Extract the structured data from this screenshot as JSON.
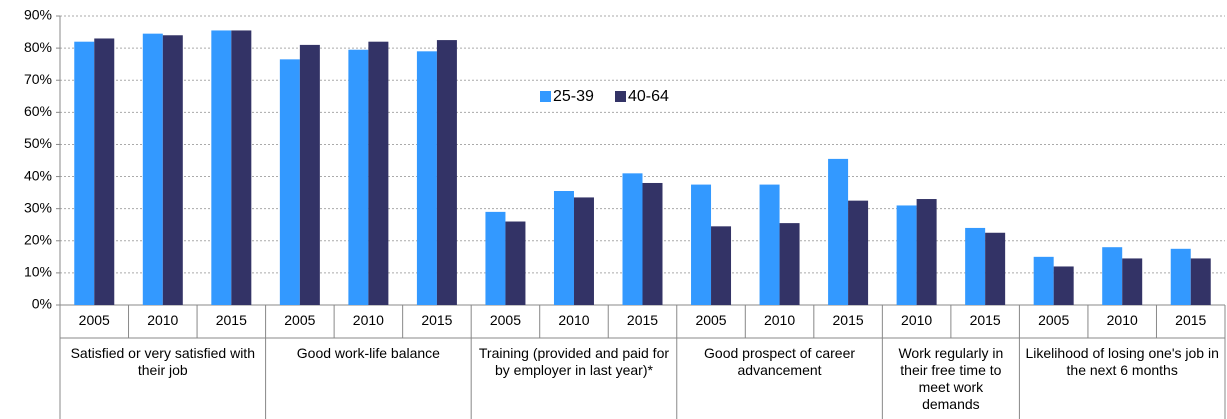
{
  "chart_data": {
    "type": "bar",
    "groups": [
      {
        "label": "Satisfied or very satisfied with their job",
        "categories": [
          "2005",
          "2010",
          "2015"
        ]
      },
      {
        "label": "Good work-life balance",
        "categories": [
          "2005",
          "2010",
          "2015"
        ]
      },
      {
        "label": "Training (provided and paid for by employer in last year)*",
        "categories": [
          "2005",
          "2010",
          "2015"
        ]
      },
      {
        "label": "Good prospect of career advancement",
        "categories": [
          "2005",
          "2010",
          "2015"
        ]
      },
      {
        "label": "Work regularly in their free time to meet work demands",
        "categories": [
          "2010",
          "2015"
        ]
      },
      {
        "label": "Likelihood of losing one's job in the next 6 months",
        "categories": [
          "2005",
          "2010",
          "2015"
        ]
      }
    ],
    "series": [
      {
        "name": "25-39",
        "color": "#3399ff",
        "values": [
          82,
          84.5,
          85.5,
          76.5,
          79.5,
          79,
          29,
          35.5,
          41,
          37.5,
          37.5,
          45.5,
          31,
          24,
          15,
          18,
          17.5
        ]
      },
      {
        "name": "40-64",
        "color": "#333366",
        "values": [
          83,
          84,
          85.5,
          81,
          82,
          82.5,
          26,
          33.5,
          38,
          24.5,
          25.5,
          32.5,
          33,
          22.5,
          12,
          14.5,
          14.5
        ]
      }
    ],
    "ylim": [
      0,
      90
    ],
    "yticks": [
      {
        "value": 0,
        "label": "0%"
      },
      {
        "value": 10,
        "label": "10%"
      },
      {
        "value": 20,
        "label": "20%"
      },
      {
        "value": 30,
        "label": "30%"
      },
      {
        "value": 40,
        "label": "40%"
      },
      {
        "value": 50,
        "label": "50%"
      },
      {
        "value": 60,
        "label": "60%"
      },
      {
        "value": 70,
        "label": "70%"
      },
      {
        "value": 80,
        "label": "80%"
      },
      {
        "value": 90,
        "label": "90%"
      }
    ],
    "grid": true,
    "legend": "center"
  }
}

__________________________________________________

■ **The problem**
Transcribe the records above exactly as they appear, leaving out any pictures.

■ **Solved exercise**
Extract the structured data from this screenshot as JSON.
{
  "chart_data": {
    "type": "bar",
    "groups": [
      {
        "label": "Satisfied or very satisfied with their job",
        "categories": [
          "2005",
          "2010",
          "2015"
        ]
      },
      {
        "label": "Good work-life balance",
        "categories": [
          "2005",
          "2010",
          "2015"
        ]
      },
      {
        "label": "Training (provided and paid for by employer in last year)*",
        "categories": [
          "2005",
          "2010",
          "2015"
        ]
      },
      {
        "label": "Good prospect of career advancement",
        "categories": [
          "2005",
          "2010",
          "2015"
        ]
      },
      {
        "label": "Work regularly in their free time to meet work demands",
        "categories": [
          "2010",
          "2015"
        ]
      },
      {
        "label": "Likelihood of losing one's job in the next 6 months",
        "categories": [
          "2005",
          "2010",
          "2015"
        ]
      }
    ],
    "series": [
      {
        "name": "25-39",
        "color": "#3399ff",
        "values": [
          82,
          84.5,
          85.5,
          76.5,
          79.5,
          79,
          29,
          35.5,
          41,
          37.5,
          37.5,
          45.5,
          31,
          24,
          15,
          18,
          17.5
        ]
      },
      {
        "name": "40-64",
        "color": "#333366",
        "values": [
          83,
          84,
          85.5,
          81,
          82,
          82.5,
          26,
          33.5,
          38,
          24.5,
          25.5,
          32.5,
          33,
          22.5,
          12,
          14.5,
          14.5
        ]
      }
    ],
    "ylim": [
      0,
      90
    ],
    "yticks": [
      {
        "value": 0,
        "label": "0%"
      },
      {
        "value": 10,
        "label": "10%"
      },
      {
        "value": 20,
        "label": "20%"
      },
      {
        "value": 30,
        "label": "30%"
      },
      {
        "value": 40,
        "label": "40%"
      },
      {
        "value": 50,
        "label": "50%"
      },
      {
        "value": 60,
        "label": "60%"
      },
      {
        "value": 70,
        "label": "70%"
      },
      {
        "value": 80,
        "label": "80%"
      },
      {
        "value": 90,
        "label": "90%"
      }
    ],
    "grid": true,
    "legend": "center"
  }
}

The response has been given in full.